(Element and region data)

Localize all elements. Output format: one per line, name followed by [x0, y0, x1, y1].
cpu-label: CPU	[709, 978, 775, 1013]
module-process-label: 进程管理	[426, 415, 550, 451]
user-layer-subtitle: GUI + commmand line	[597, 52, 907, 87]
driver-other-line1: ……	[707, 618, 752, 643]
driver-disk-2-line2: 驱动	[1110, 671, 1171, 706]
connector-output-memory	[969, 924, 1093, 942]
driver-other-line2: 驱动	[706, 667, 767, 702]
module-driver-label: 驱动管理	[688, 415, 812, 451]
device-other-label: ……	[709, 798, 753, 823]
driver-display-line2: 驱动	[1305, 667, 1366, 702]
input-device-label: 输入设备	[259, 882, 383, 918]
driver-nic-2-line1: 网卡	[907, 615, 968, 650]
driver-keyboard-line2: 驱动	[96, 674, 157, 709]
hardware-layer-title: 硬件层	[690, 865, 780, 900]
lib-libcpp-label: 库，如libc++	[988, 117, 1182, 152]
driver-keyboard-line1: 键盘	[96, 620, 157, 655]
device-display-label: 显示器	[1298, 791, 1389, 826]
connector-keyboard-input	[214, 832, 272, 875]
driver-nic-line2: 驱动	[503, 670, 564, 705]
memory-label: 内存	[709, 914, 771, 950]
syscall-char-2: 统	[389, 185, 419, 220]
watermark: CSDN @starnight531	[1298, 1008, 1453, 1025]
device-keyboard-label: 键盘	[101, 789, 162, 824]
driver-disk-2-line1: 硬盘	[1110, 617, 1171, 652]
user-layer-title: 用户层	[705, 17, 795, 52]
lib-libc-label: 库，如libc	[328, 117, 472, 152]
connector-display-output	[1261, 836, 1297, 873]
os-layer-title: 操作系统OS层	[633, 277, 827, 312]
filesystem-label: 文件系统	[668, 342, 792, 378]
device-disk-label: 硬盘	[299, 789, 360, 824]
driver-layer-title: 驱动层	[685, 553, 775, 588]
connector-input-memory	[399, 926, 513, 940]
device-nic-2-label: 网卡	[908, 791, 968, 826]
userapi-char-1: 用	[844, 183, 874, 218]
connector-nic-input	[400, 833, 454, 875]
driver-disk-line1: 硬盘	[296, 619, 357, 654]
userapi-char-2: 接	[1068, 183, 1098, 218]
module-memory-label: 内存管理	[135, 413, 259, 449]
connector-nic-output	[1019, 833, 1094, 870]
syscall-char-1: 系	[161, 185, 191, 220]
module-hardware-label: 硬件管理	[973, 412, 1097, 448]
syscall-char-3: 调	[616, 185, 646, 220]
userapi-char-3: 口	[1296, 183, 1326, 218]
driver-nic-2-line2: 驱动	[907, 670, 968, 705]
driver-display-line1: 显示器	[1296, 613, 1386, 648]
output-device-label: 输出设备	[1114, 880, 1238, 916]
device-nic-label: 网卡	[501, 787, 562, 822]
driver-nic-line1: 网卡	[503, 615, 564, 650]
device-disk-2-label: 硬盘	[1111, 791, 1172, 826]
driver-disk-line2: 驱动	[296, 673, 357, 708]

What you will do
Reproduce the listing line for line without any change, from its first line through the line that contains "277, 827, 312]".

Response to the task
Localize all elements. Output format: one per line, name followed by [x0, y0, x1, y1].
cpu-label: CPU	[709, 978, 775, 1013]
module-process-label: 进程管理	[426, 415, 550, 451]
user-layer-subtitle: GUI + commmand line	[597, 52, 907, 87]
driver-other-line1: ……	[707, 618, 752, 643]
driver-disk-2-line2: 驱动	[1110, 671, 1171, 706]
connector-output-memory	[969, 924, 1093, 942]
driver-other-line2: 驱动	[706, 667, 767, 702]
module-driver-label: 驱动管理	[688, 415, 812, 451]
device-other-label: ……	[709, 798, 753, 823]
driver-display-line2: 驱动	[1305, 667, 1366, 702]
input-device-label: 输入设备	[259, 882, 383, 918]
driver-nic-2-line1: 网卡	[907, 615, 968, 650]
driver-keyboard-line2: 驱动	[96, 674, 157, 709]
hardware-layer-title: 硬件层	[690, 865, 780, 900]
lib-libcpp-label: 库，如libc++	[988, 117, 1182, 152]
driver-keyboard-line1: 键盘	[96, 620, 157, 655]
device-display-label: 显示器	[1298, 791, 1389, 826]
connector-keyboard-input	[214, 832, 272, 875]
driver-nic-line2: 驱动	[503, 670, 564, 705]
memory-label: 内存	[709, 914, 771, 950]
syscall-char-2: 统	[389, 185, 419, 220]
watermark: CSDN @starnight531	[1298, 1008, 1453, 1025]
device-keyboard-label: 键盘	[101, 789, 162, 824]
driver-disk-2-line1: 硬盘	[1110, 617, 1171, 652]
user-layer-title: 用户层	[705, 17, 795, 52]
lib-libc-label: 库，如libc	[328, 117, 472, 152]
connector-display-output	[1261, 836, 1297, 873]
os-layer-title: 操作系统OS层	[633, 277, 827, 312]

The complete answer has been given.